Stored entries
'''

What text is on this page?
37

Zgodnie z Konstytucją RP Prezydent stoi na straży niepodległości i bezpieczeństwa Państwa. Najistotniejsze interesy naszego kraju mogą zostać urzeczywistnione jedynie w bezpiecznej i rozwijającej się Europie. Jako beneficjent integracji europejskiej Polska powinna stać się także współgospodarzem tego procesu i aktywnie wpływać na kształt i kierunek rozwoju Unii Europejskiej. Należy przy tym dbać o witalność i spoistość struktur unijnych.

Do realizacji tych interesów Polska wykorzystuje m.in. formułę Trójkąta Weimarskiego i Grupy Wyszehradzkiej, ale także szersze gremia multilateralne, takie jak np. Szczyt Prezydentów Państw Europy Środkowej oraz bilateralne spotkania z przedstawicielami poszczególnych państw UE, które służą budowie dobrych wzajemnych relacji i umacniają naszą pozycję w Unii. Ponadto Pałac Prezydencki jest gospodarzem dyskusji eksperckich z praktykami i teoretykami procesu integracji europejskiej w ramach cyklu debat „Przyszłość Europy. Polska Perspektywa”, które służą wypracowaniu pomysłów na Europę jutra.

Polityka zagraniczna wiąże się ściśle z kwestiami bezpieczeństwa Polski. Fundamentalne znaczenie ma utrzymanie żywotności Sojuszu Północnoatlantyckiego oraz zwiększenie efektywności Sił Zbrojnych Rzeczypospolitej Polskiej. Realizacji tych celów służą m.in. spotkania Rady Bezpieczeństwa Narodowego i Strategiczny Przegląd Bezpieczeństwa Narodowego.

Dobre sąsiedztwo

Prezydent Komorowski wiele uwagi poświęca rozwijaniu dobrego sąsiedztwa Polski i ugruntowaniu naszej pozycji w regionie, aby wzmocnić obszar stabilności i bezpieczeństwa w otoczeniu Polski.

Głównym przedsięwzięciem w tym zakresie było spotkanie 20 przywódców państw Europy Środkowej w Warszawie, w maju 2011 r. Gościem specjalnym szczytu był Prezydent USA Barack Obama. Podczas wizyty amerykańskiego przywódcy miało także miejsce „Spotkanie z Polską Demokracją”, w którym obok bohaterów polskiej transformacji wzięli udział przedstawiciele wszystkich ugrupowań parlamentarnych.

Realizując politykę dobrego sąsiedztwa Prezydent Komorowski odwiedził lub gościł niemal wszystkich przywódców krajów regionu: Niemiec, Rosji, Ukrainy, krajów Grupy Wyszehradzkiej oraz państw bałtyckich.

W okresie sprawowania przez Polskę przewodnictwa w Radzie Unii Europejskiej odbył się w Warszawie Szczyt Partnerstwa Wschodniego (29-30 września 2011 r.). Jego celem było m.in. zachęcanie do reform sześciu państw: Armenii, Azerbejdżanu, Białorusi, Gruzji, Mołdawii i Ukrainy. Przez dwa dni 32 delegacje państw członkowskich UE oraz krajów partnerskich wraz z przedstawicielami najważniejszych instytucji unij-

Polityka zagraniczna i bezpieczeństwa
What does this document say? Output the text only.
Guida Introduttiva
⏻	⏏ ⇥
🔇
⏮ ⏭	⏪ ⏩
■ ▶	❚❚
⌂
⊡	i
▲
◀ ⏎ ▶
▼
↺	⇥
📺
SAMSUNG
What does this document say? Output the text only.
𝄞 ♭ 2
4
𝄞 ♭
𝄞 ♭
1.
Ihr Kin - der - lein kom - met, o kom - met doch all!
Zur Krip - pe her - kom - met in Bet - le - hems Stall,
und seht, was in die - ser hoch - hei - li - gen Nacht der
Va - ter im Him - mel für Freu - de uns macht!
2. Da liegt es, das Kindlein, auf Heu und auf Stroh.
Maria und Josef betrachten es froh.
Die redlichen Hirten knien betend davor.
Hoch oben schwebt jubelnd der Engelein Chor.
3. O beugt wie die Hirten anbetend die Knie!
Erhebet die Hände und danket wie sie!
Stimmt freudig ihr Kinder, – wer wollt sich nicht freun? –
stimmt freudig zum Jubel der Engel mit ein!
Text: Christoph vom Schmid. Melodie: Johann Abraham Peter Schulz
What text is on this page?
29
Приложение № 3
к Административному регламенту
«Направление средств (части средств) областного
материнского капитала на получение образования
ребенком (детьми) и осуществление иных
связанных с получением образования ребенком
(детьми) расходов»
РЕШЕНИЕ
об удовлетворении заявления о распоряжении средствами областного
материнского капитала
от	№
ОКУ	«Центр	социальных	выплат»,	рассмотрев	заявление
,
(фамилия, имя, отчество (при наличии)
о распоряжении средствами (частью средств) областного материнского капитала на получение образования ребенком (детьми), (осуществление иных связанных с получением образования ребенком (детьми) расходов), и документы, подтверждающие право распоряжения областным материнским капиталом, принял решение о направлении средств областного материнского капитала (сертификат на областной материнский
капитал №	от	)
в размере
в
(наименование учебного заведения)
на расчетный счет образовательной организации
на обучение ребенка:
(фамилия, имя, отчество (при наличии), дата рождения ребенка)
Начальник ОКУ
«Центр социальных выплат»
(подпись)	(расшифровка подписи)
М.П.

'''

Give an exact repetition of all the material.

Written answer —
What text is on this page?
37

Zgodnie z Konstytucją RP Prezydent stoi na straży niepodległości i bezpieczeństwa Państwa. Najistotniejsze interesy naszego kraju mogą zostać urzeczywistnione jedynie w bezpiecznej i rozwijającej się Europie. Jako beneficjent integracji europejskiej Polska powinna stać się także współgospodarzem tego procesu i aktywnie wpływać na kształt i kierunek rozwoju Unii Europejskiej. Należy przy tym dbać o witalność i spoistość struktur unijnych.

Do realizacji tych interesów Polska wykorzystuje m.in. formułę Trójkąta Weimarskiego i Grupy Wyszehradzkiej, ale także szersze gremia multilateralne, takie jak np. Szczyt Prezydentów Państw Europy Środkowej oraz bilateralne spotkania z przedstawicielami poszczególnych państw UE, które służą budowie dobrych wzajemnych relacji i umacniają naszą pozycję w Unii. Ponadto Pałac Prezydencki jest gospodarzem dyskusji eksperckich z praktykami i teoretykami procesu integracji europejskiej w ramach cyklu debat „Przyszłość Europy. Polska Perspektywa”, które służą wypracowaniu pomysłów na Europę jutra.

Polityka zagraniczna wiąże się ściśle z kwestiami bezpieczeństwa Polski. Fundamentalne znaczenie ma utrzymanie żywotności Sojuszu Północnoatlantyckiego oraz zwiększenie efektywności Sił Zbrojnych Rzeczypospolitej Polskiej. Realizacji tych celów służą m.in. spotkania Rady Bezpieczeństwa Narodowego i Strategiczny Przegląd Bezpieczeństwa Narodowego.

Dobre sąsiedztwo

Prezydent Komorowski wiele uwagi poświęca rozwijaniu dobrego sąsiedztwa Polski i ugruntowaniu naszej pozycji w regionie, aby wzmocnić obszar stabilności i bezpieczeństwa w otoczeniu Polski.

Głównym przedsięwzięciem w tym zakresie było spotkanie 20 przywódców państw Europy Środkowej w Warszawie, w maju 2011 r. Gościem specjalnym szczytu był Prezydent USA Barack Obama. Podczas wizyty amerykańskiego przywódcy miało także miejsce „Spotkanie z Polską Demokracją”, w którym obok bohaterów polskiej transformacji wzięli udział przedstawiciele wszystkich ugrupowań parlamentarnych.

Realizując politykę dobrego sąsiedztwa Prezydent Komorowski odwiedził lub gościł niemal wszystkich przywódców krajów regionu: Niemiec, Rosji, Ukrainy, krajów Grupy Wyszehradzkiej oraz państw bałtyckich.

W okresie sprawowania przez Polskę przewodnictwa w Radzie Unii Europejskiej odbył się w Warszawie Szczyt Partnerstwa Wschodniego (29-30 września 2011 r.). Jego celem było m.in. zachęcanie do reform sześciu państw: Armenii, Azerbejdżanu, Białorusi, Gruzji, Mołdawii i Ukrainy. Przez dwa dni 32 delegacje państw członkowskich UE oraz krajów partnerskich wraz z przedstawicielami najważniejszych instytucji unij-

Polityka zagraniczna i bezpieczeństwa
What does this document say? Output the text only.
Guida Introduttiva
⏻	⏏ ⇥
🔇
⏮ ⏭	⏪ ⏩
■ ▶	❚❚
⌂
⊡	i
▲
◀ ⏎ ▶
▼
↺	⇥
📺
SAMSUNG
What does this document say? Output the text only.
𝄞 ♭ 2
4
𝄞 ♭
𝄞 ♭
1.
Ihr Kin - der - lein kom - met, o kom - met doch all!
Zur Krip - pe her - kom - met in Bet - le - hems Stall,
und seht, was in die - ser hoch - hei - li - gen Nacht der
Va - ter im Him - mel für Freu - de uns macht!
2. Da liegt es, das Kindlein, auf Heu und auf Stroh.
Maria und Josef betrachten es froh.
Die redlichen Hirten knien betend davor.
Hoch oben schwebt jubelnd der Engelein Chor.
3. O beugt wie die Hirten anbetend die Knie!
Erhebet die Hände und danket wie sie!
Stimmt freudig ihr Kinder, – wer wollt sich nicht freun? –
stimmt freudig zum Jubel der Engel mit ein!
Text: Christoph vom Schmid. Melodie: Johann Abraham Peter Schulz
What text is on this page?
29
Приложение № 3
к Административному регламенту
«Направление средств (части средств) областного
материнского капитала на получение образования
ребенком (детьми) и осуществление иных
связанных с получением образования ребенком
(детьми) расходов»
РЕШЕНИЕ
об удовлетворении заявления о распоряжении средствами областного
материнского капитала
от	№
ОКУ	«Центр	социальных	выплат»,	рассмотрев	заявление
,
(фамилия, имя, отчество (при наличии)
о распоряжении средствами (частью средств) областного материнского капитала на получение образования ребенком (детьми), (осуществление иных связанных с получением образования ребенком (детьми) расходов), и документы, подтверждающие право распоряжения областным материнским капиталом, принял решение о направлении средств областного материнского капитала (сертификат на областной материнский
капитал №	от	)
в размере
в
(наименование учебного заведения)
на расчетный счет образовательной организации
на обучение ребенка:
(фамилия, имя, отчество (при наличии), дата рождения ребенка)
Начальник ОКУ
«Центр социальных выплат»
(подпись)	(расшифровка подписи)
М.П.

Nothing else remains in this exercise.